┌────────

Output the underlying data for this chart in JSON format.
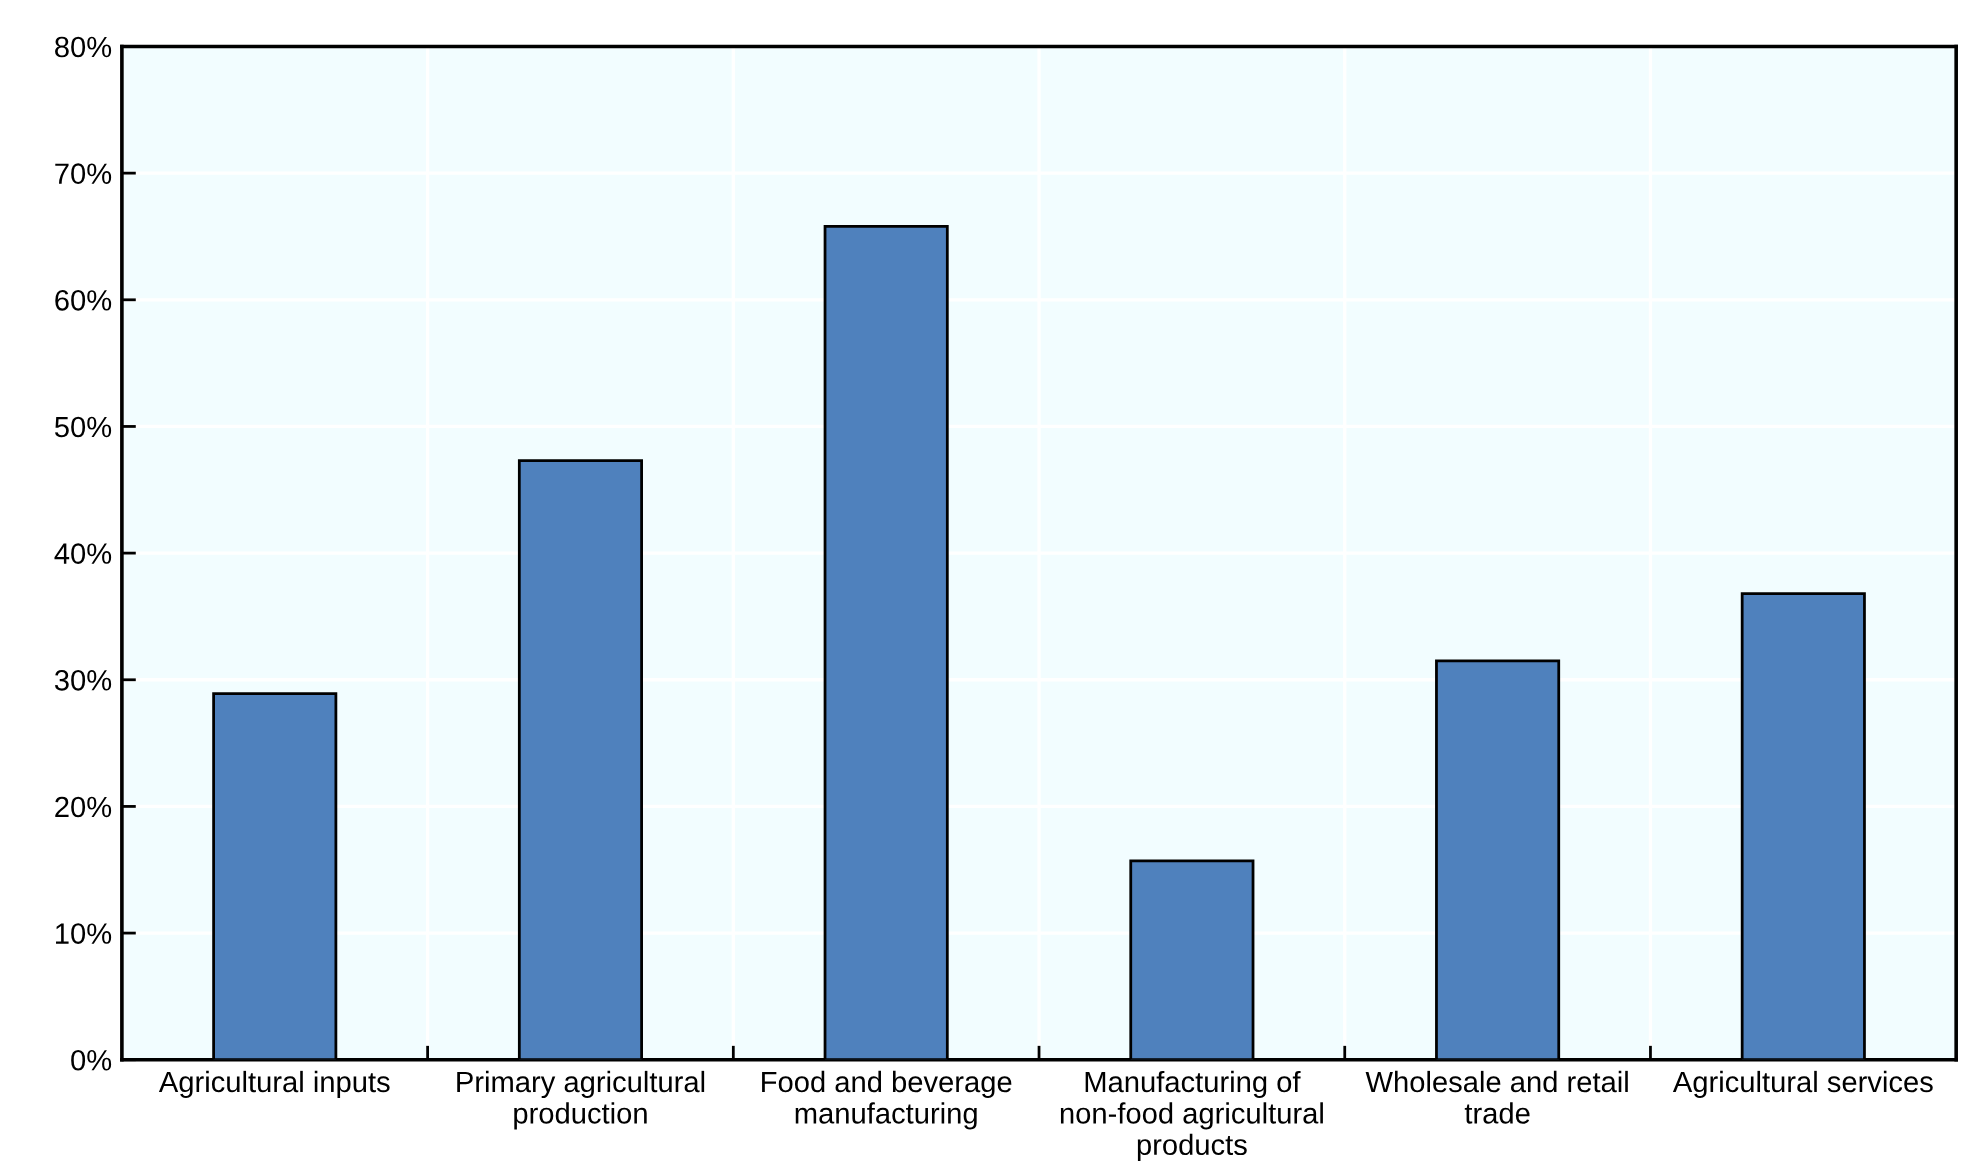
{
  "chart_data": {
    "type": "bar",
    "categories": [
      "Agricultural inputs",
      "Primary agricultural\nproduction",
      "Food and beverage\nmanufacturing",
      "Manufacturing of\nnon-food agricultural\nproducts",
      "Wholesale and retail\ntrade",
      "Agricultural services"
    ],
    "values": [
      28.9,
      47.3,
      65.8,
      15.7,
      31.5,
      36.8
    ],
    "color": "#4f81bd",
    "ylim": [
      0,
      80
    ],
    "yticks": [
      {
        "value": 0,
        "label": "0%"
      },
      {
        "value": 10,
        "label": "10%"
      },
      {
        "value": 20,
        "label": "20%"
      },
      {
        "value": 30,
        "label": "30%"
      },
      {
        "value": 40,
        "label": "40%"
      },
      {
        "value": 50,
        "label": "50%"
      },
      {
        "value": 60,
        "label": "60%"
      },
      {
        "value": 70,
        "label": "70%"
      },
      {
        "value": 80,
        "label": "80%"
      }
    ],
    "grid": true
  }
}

└────────
┌────────

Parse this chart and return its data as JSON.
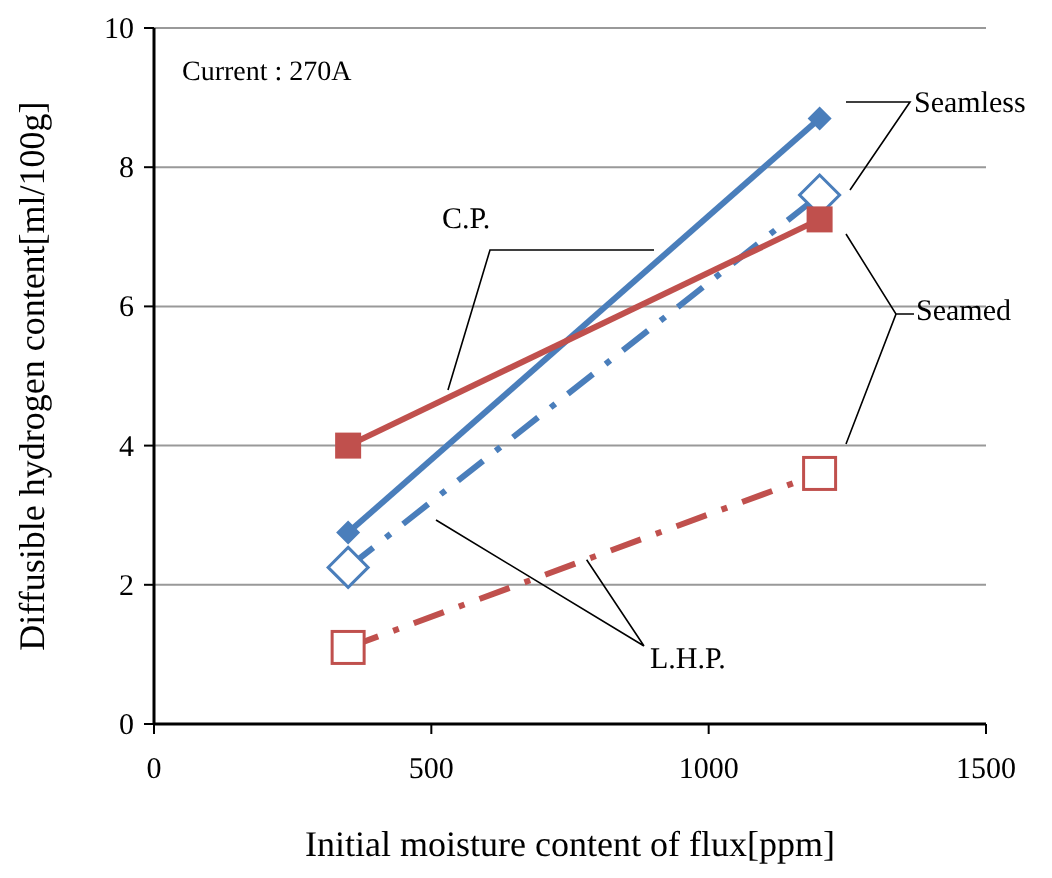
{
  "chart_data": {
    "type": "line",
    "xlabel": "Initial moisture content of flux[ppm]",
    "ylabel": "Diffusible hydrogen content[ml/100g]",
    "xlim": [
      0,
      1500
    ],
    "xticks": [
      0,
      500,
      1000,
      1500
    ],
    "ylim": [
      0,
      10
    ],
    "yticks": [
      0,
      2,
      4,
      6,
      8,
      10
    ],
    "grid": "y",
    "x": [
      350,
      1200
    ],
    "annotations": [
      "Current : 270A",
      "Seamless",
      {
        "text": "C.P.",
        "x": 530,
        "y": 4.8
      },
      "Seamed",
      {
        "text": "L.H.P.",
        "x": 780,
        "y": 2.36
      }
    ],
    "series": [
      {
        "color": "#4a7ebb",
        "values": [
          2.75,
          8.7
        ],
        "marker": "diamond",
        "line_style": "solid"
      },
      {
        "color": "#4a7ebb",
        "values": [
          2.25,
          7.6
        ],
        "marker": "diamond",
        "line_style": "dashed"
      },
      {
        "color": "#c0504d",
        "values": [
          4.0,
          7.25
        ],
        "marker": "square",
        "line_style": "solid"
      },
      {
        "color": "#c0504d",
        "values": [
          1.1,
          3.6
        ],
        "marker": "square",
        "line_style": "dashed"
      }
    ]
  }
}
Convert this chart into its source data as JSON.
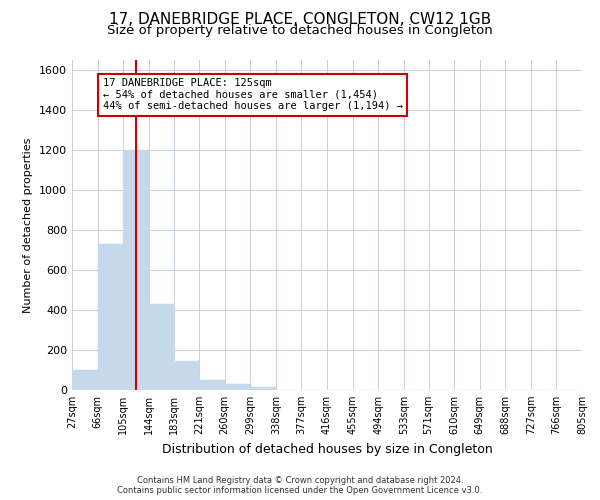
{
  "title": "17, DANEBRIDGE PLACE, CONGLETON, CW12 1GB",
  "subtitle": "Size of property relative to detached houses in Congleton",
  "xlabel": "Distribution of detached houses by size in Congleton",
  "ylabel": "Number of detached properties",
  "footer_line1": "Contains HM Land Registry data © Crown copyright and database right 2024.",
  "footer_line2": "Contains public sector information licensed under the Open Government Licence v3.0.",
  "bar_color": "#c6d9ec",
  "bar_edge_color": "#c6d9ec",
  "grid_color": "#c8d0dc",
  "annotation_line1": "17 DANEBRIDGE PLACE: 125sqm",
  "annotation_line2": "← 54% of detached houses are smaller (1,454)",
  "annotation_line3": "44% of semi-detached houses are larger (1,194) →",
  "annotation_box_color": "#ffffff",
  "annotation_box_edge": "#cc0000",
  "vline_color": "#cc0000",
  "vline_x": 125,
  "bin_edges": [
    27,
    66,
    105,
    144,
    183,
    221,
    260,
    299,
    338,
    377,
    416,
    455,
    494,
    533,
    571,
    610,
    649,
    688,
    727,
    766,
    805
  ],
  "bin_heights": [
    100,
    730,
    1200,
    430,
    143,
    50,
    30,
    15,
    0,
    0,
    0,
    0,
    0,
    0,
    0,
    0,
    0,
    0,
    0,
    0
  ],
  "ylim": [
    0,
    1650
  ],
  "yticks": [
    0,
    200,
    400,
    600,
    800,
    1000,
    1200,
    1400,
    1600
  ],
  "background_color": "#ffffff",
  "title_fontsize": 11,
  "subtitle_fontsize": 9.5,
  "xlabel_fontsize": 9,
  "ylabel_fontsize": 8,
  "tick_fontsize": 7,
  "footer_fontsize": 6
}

└────────

> WORK TO BE COMPLETED
Pick out every line with the string "JSON" and copy it.

> SOLUTION FOR THIS PROBLEM
Output the underlying data for this chart in JSON format.
Parse this chart and return its data as JSON.
Convert this chart into its source data as JSON.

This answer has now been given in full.